Start of RECORDED DATA

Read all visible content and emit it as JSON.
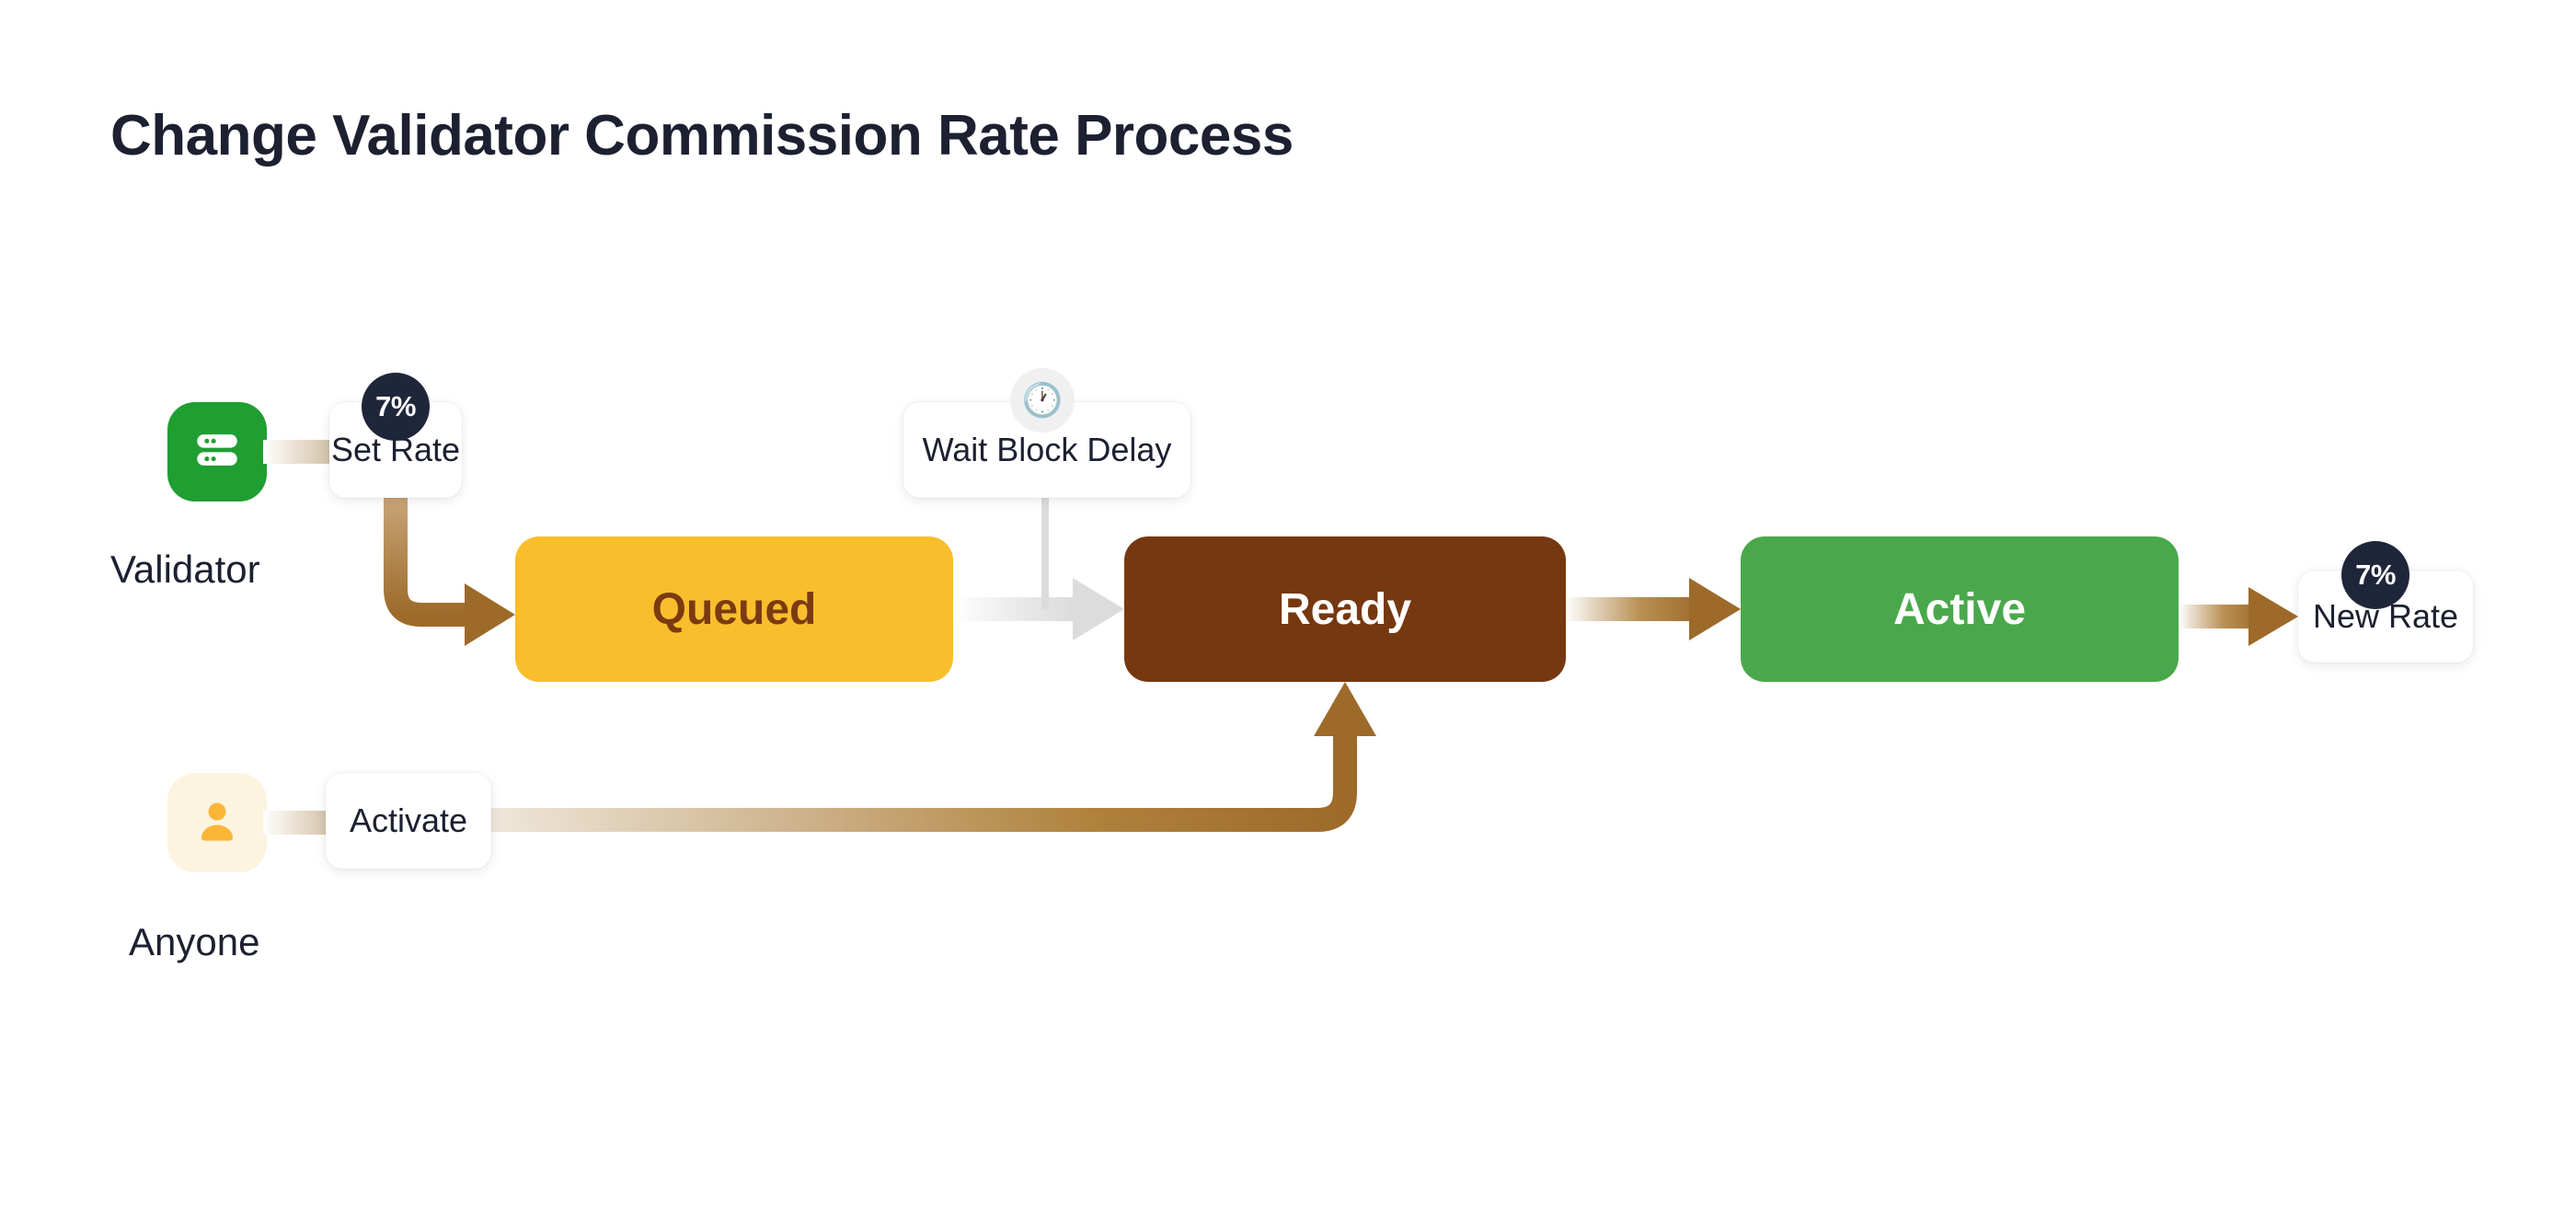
{
  "page": {
    "title": "Change Validator Commission Rate Process",
    "background_color": "#ffffff"
  },
  "actors": [
    {
      "id": "validator",
      "label": "Validator",
      "icon": "server-icon",
      "tile_color": "#1f9e32",
      "icon_color": "#ffffff"
    },
    {
      "id": "anyone",
      "label": "Anyone",
      "icon": "person-icon",
      "tile_color": "#fdf4e0",
      "icon_color": "#fbb638"
    }
  ],
  "actions": [
    {
      "id": "set-rate",
      "label": "Set Rate",
      "badge": "7%",
      "badge_kind": "percent",
      "badge_color": "#20263a",
      "actor": "validator",
      "target": "queued"
    },
    {
      "id": "wait-block-delay",
      "label": "Wait Block Delay",
      "badge": "🕐",
      "badge_kind": "clock-icon",
      "badge_color": "#f0f0f0",
      "actor": "",
      "target": "ready"
    },
    {
      "id": "activate",
      "label": "Activate",
      "badge": "",
      "badge_kind": "none",
      "badge_color": "",
      "actor": "anyone",
      "target": "ready"
    },
    {
      "id": "new-rate",
      "label": "New Rate",
      "badge": "7%",
      "badge_kind": "percent",
      "badge_color": "#20263a",
      "actor": "",
      "target": ""
    }
  ],
  "states": [
    {
      "id": "queued",
      "label": "Queued",
      "fill": "#fabe2c",
      "text_color": "#7a3b11"
    },
    {
      "id": "ready",
      "label": "Ready",
      "fill": "#763810",
      "text_color": "#ffffff"
    },
    {
      "id": "active",
      "label": "Active",
      "fill": "#4aa84c",
      "text_color": "#ffffff"
    }
  ],
  "flows": [
    {
      "id": "set-rate-to-queued",
      "from": "set-rate",
      "to": "queued",
      "color": "#9d6a2a",
      "style": "elbow-down-right"
    },
    {
      "id": "queued-to-ready",
      "from": "queued",
      "to": "ready",
      "color": "#d8d8d8",
      "style": "straight"
    },
    {
      "id": "wait-delay-to-edge",
      "from": "wait-block-delay",
      "to": "queued-to-ready",
      "color": "#d8d8d8",
      "style": "vertical-tick"
    },
    {
      "id": "ready-to-active",
      "from": "ready",
      "to": "active",
      "color": "#9d6a2a",
      "style": "straight"
    },
    {
      "id": "active-to-new-rate",
      "from": "active",
      "to": "new-rate",
      "color": "#9d6a2a",
      "style": "straight"
    },
    {
      "id": "activate-to-ready",
      "from": "activate",
      "to": "ready",
      "color": "#9d6a2a",
      "style": "elbow-right-up"
    }
  ],
  "colors": {
    "accent_brown": "#9d6a2a",
    "accent_green": "#4aa84c",
    "accent_amber": "#fabe2c",
    "accent_dark": "#20263a",
    "neutral_gray": "#d8d8d8"
  }
}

End of RECORDED DATA

**WHAT THE EXERCISE ASKS:** State how many lines above contain the string "from", with no other words.

**EXERCISE OUTPUT:** 6